AIM OF THE TASK:
No images are to be carried over; print all other material exactly as it stands.

RECORDS FOR PROCESSING:
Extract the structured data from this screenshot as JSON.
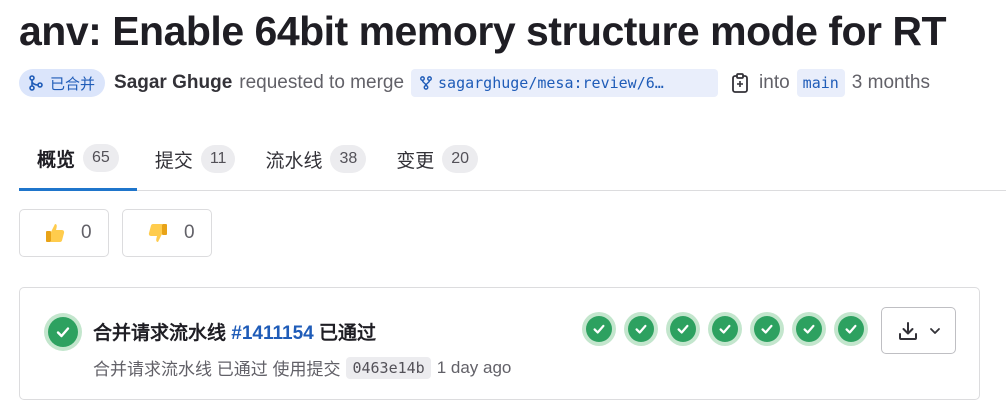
{
  "mr": {
    "title": "anv: Enable 64bit memory structure mode for RT",
    "status": "已合并",
    "author": "Sagar Ghuge",
    "action": "requested to merge",
    "source_branch": "sagarghuge/mesa:review/6…",
    "into": "into",
    "target_branch": "main",
    "time": "3 months"
  },
  "tabs": [
    {
      "label": "概览",
      "count": "65"
    },
    {
      "label": "提交",
      "count": "11"
    },
    {
      "label": "流水线",
      "count": "38"
    },
    {
      "label": "变更",
      "count": "20"
    }
  ],
  "reactions": {
    "thumbs_up": {
      "icon": "thumbs-up-icon",
      "count": "0"
    },
    "thumbs_down": {
      "icon": "thumbs-down-icon",
      "count": "0"
    }
  },
  "pipeline": {
    "title_prefix": "合并请求流水线",
    "id": "#1411154",
    "title_suffix": "已通过",
    "sub_text": "合并请求流水线 已通过 使用提交",
    "commit_sha": "0463e14b",
    "time": "1 day ago",
    "stage_count": 7,
    "stage_status": "passed"
  },
  "colors": {
    "accent": "#1f75cb",
    "link": "#1f5cb8",
    "success": "#2da160",
    "badge_bg": "#dbe5fb"
  }
}
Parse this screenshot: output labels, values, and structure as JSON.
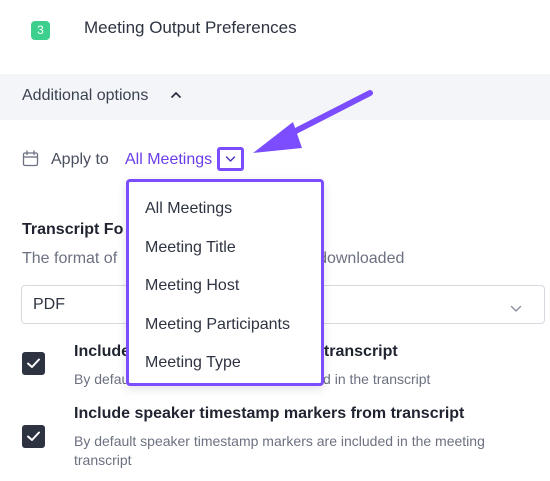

ANSWER:
Extract the structured data from this screenshot as JSON.
{
  "mr": {
    "title": "anv: Enable 64bit memory structure mode for RT",
    "status": "已合并",
    "author": "Sagar Ghuge",
    "action": "requested to merge",
    "source_branch": "sagarghuge/mesa:review/6…",
    "into": "into",
    "target_branch": "main",
    "time": "3 months"
  },
  "tabs": [
    {
      "label": "概览",
      "count": "65"
    },
    {
      "label": "提交",
      "count": "11"
    },
    {
      "label": "流水线",
      "count": "38"
    },
    {
      "label": "变更",
      "count": "20"
    }
  ],
  "reactions": {
    "thumbs_up": {
      "icon": "thumbs-up-icon",
      "count": "0"
    },
    "thumbs_down": {
      "icon": "thumbs-down-icon",
      "count": "0"
    }
  },
  "pipeline": {
    "title_prefix": "合并请求流水线",
    "id": "#1411154",
    "title_suffix": "已通过",
    "sub_text": "合并请求流水线 已通过 使用提交",
    "commit_sha": "0463e14b",
    "time": "1 day ago",
    "stage_count": 7,
    "stage_status": "passed"
  },
  "colors": {
    "accent": "#1f75cb",
    "link": "#1f5cb8",
    "success": "#2da160",
    "badge_bg": "#dbe5fb"
  }
}
Parse this screenshot: output labels, values, and structure as JSON.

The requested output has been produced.